----- SUPPLIED MATERIAL -----

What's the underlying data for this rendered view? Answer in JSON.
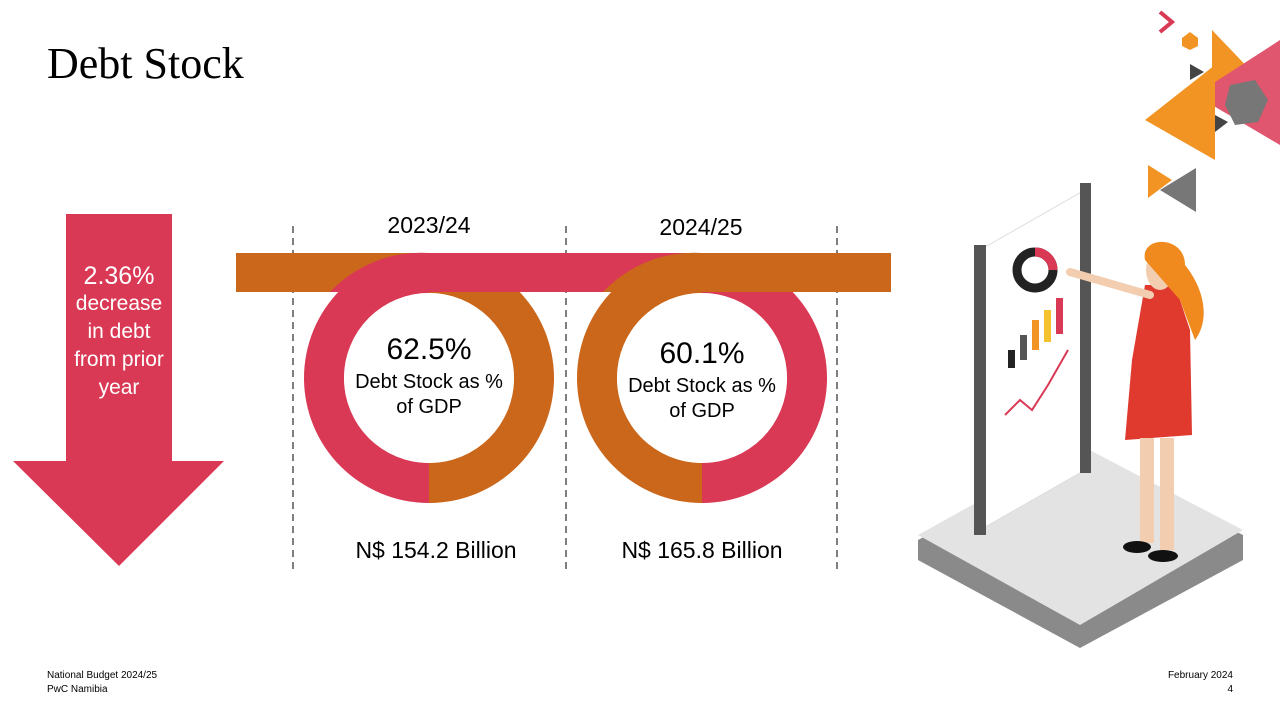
{
  "title": "Debt Stock",
  "arrow": {
    "figure": "2.36%",
    "text": "decrease in debt from prior year"
  },
  "columns": [
    {
      "year": "2023/24",
      "percent": "62.5%",
      "label": "Debt Stock as % of GDP",
      "amount": "N$ 154.2 Billion"
    },
    {
      "year": "2024/25",
      "percent": "60.1%",
      "label": "Debt Stock as % of GDP",
      "amount": "N$ 165.8 Billion"
    }
  ],
  "footer": {
    "left": [
      "National Budget 2024/25",
      "PwC Namibia"
    ],
    "right": [
      "February 2024",
      "4"
    ]
  }
}
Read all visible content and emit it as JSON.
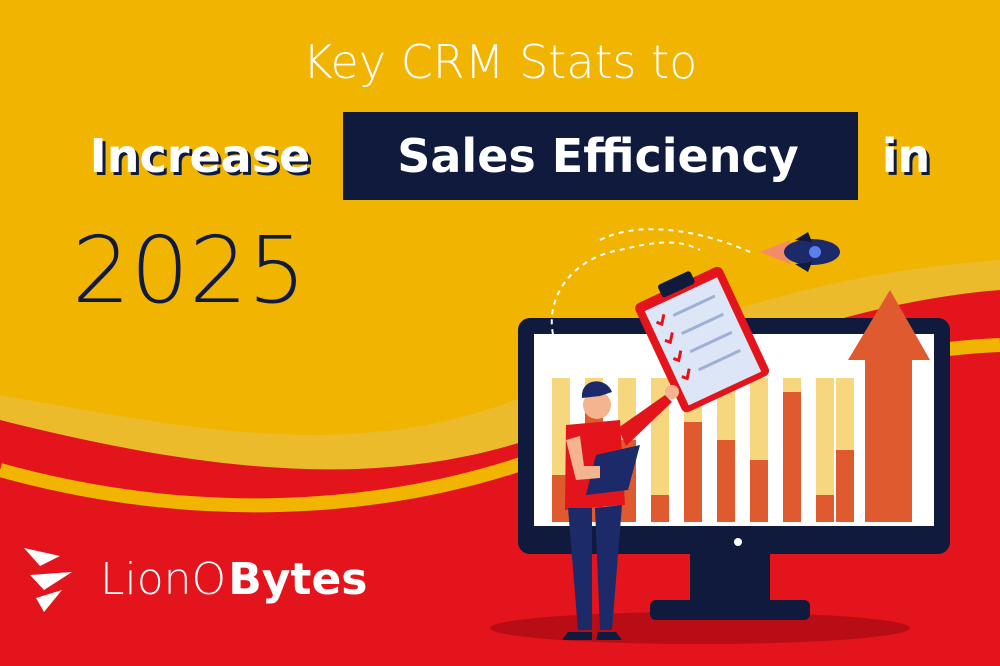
{
  "title": {
    "line1": "Key CRM Stats to",
    "before": "Increase",
    "highlight": "Sales Efficiency",
    "after": "in",
    "year": "2025"
  },
  "logo": {
    "light": "LionO",
    "bold": "Bytes"
  }
}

-----

◆ **EXERCISE DIRECTIONS**
Write out the material above again, word for word, minus its pictures.

◆ **EXERCISE RESPONSE**
What's the underlying data for this rendered view? Answer in JSON.
{
  "title": "Debt Stock",
  "arrow": {
    "figure": "2.36%",
    "text": "decrease in debt from prior year"
  },
  "columns": [
    {
      "year": "2023/24",
      "percent": "62.5%",
      "label": "Debt Stock as % of GDP",
      "amount": "N$ 154.2 Billion"
    },
    {
      "year": "2024/25",
      "percent": "60.1%",
      "label": "Debt Stock as % of GDP",
      "amount": "N$ 165.8 Billion"
    }
  ],
  "footer": {
    "left": [
      "National Budget 2024/25",
      "PwC Namibia"
    ],
    "right": [
      "February 2024",
      "4"
    ]
  }
}
Read all visible content and emit it as JSON.
{
  "title": {
    "line1": "Key CRM Stats to",
    "before": "Increase",
    "highlight": "Sales Efficiency",
    "after": "in",
    "year": "2025"
  },
  "logo": {
    "light": "LionO",
    "bold": "Bytes"
  }
}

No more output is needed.